start SUPPLIED MATERIAL

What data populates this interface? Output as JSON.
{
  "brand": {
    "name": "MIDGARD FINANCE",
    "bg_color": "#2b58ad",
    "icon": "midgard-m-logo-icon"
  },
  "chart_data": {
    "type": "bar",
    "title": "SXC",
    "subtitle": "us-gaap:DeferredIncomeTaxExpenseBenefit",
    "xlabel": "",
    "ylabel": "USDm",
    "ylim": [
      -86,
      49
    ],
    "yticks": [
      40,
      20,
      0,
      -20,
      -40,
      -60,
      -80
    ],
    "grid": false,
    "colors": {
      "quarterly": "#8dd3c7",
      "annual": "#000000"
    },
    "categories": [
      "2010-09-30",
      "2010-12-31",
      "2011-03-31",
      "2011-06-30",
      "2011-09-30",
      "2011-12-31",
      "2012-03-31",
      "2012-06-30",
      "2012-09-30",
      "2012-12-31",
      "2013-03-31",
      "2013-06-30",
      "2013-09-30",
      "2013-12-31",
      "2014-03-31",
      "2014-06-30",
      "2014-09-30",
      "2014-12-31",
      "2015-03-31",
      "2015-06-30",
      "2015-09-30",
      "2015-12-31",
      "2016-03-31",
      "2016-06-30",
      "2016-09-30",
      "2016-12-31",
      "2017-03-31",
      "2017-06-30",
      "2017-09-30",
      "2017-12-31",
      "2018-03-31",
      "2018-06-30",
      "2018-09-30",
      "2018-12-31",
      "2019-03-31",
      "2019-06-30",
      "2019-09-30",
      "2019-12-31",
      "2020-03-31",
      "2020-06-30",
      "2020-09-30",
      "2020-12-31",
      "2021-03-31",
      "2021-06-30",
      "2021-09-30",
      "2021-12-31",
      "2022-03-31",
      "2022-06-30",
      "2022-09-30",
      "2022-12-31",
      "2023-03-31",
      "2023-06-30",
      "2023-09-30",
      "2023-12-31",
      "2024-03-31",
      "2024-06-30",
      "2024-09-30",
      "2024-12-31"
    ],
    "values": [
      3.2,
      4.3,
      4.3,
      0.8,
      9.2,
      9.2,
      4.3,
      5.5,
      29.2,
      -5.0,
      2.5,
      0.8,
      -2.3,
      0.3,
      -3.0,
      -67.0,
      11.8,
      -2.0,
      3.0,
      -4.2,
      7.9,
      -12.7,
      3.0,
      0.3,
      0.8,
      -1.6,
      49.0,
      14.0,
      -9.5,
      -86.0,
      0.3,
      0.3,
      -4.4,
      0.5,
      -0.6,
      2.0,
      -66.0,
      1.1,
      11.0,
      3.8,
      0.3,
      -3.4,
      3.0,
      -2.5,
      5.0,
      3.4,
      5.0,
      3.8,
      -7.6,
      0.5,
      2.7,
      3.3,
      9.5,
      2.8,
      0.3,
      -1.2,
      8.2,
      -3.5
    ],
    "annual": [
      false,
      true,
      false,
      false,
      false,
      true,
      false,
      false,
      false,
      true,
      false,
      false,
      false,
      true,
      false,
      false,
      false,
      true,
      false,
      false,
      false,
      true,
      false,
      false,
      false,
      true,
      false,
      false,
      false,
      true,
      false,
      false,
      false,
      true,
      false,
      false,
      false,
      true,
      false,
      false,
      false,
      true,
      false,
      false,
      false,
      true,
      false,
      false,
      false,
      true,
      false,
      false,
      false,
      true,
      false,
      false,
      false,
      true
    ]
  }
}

end SUPPLIED MATERIAL

• **TASK PROMPT**: Repeat the data verbatim.

• **ANSWER**:
What data populates this interface? Output as JSON.
{
  "brand": {
    "name": "MIDGARD FINANCE",
    "bg_color": "#2b58ad",
    "icon": "midgard-m-logo-icon"
  },
  "chart_data": {
    "type": "bar",
    "title": "SXC",
    "subtitle": "us-gaap:DeferredIncomeTaxExpenseBenefit",
    "xlabel": "",
    "ylabel": "USDm",
    "ylim": [
      -86,
      49
    ],
    "yticks": [
      40,
      20,
      0,
      -20,
      -40,
      -60,
      -80
    ],
    "grid": false,
    "colors": {
      "quarterly": "#8dd3c7",
      "annual": "#000000"
    },
    "categories": [
      "2010-09-30",
      "2010-12-31",
      "2011-03-31",
      "2011-06-30",
      "2011-09-30",
      "2011-12-31",
      "2012-03-31",
      "2012-06-30",
      "2012-09-30",
      "2012-12-31",
      "2013-03-31",
      "2013-06-30",
      "2013-09-30",
      "2013-12-31",
      "2014-03-31",
      "2014-06-30",
      "2014-09-30",
      "2014-12-31",
      "2015-03-31",
      "2015-06-30",
      "2015-09-30",
      "2015-12-31",
      "2016-03-31",
      "2016-06-30",
      "2016-09-30",
      "2016-12-31",
      "2017-03-31",
      "2017-06-30",
      "2017-09-30",
      "2017-12-31",
      "2018-03-31",
      "2018-06-30",
      "2018-09-30",
      "2018-12-31",
      "2019-03-31",
      "2019-06-30",
      "2019-09-30",
      "2019-12-31",
      "2020-03-31",
      "2020-06-30",
      "2020-09-30",
      "2020-12-31",
      "2021-03-31",
      "2021-06-30",
      "2021-09-30",
      "2021-12-31",
      "2022-03-31",
      "2022-06-30",
      "2022-09-30",
      "2022-12-31",
      "2023-03-31",
      "2023-06-30",
      "2023-09-30",
      "2023-12-31",
      "2024-03-31",
      "2024-06-30",
      "2024-09-30",
      "2024-12-31"
    ],
    "values": [
      3.2,
      4.3,
      4.3,
      0.8,
      9.2,
      9.2,
      4.3,
      5.5,
      29.2,
      -5.0,
      2.5,
      0.8,
      -2.3,
      0.3,
      -3.0,
      -67.0,
      11.8,
      -2.0,
      3.0,
      -4.2,
      7.9,
      -12.7,
      3.0,
      0.3,
      0.8,
      -1.6,
      49.0,
      14.0,
      -9.5,
      -86.0,
      0.3,
      0.3,
      -4.4,
      0.5,
      -0.6,
      2.0,
      -66.0,
      1.1,
      11.0,
      3.8,
      0.3,
      -3.4,
      3.0,
      -2.5,
      5.0,
      3.4,
      5.0,
      3.8,
      -7.6,
      0.5,
      2.7,
      3.3,
      9.5,
      2.8,
      0.3,
      -1.2,
      8.2,
      -3.5
    ],
    "annual": [
      false,
      true,
      false,
      false,
      false,
      true,
      false,
      false,
      false,
      true,
      false,
      false,
      false,
      true,
      false,
      false,
      false,
      true,
      false,
      false,
      false,
      true,
      false,
      false,
      false,
      true,
      false,
      false,
      false,
      true,
      false,
      false,
      false,
      true,
      false,
      false,
      false,
      true,
      false,
      false,
      false,
      true,
      false,
      false,
      false,
      true,
      false,
      false,
      false,
      true,
      false,
      false,
      false,
      true,
      false,
      false,
      false,
      true
    ]
  }
}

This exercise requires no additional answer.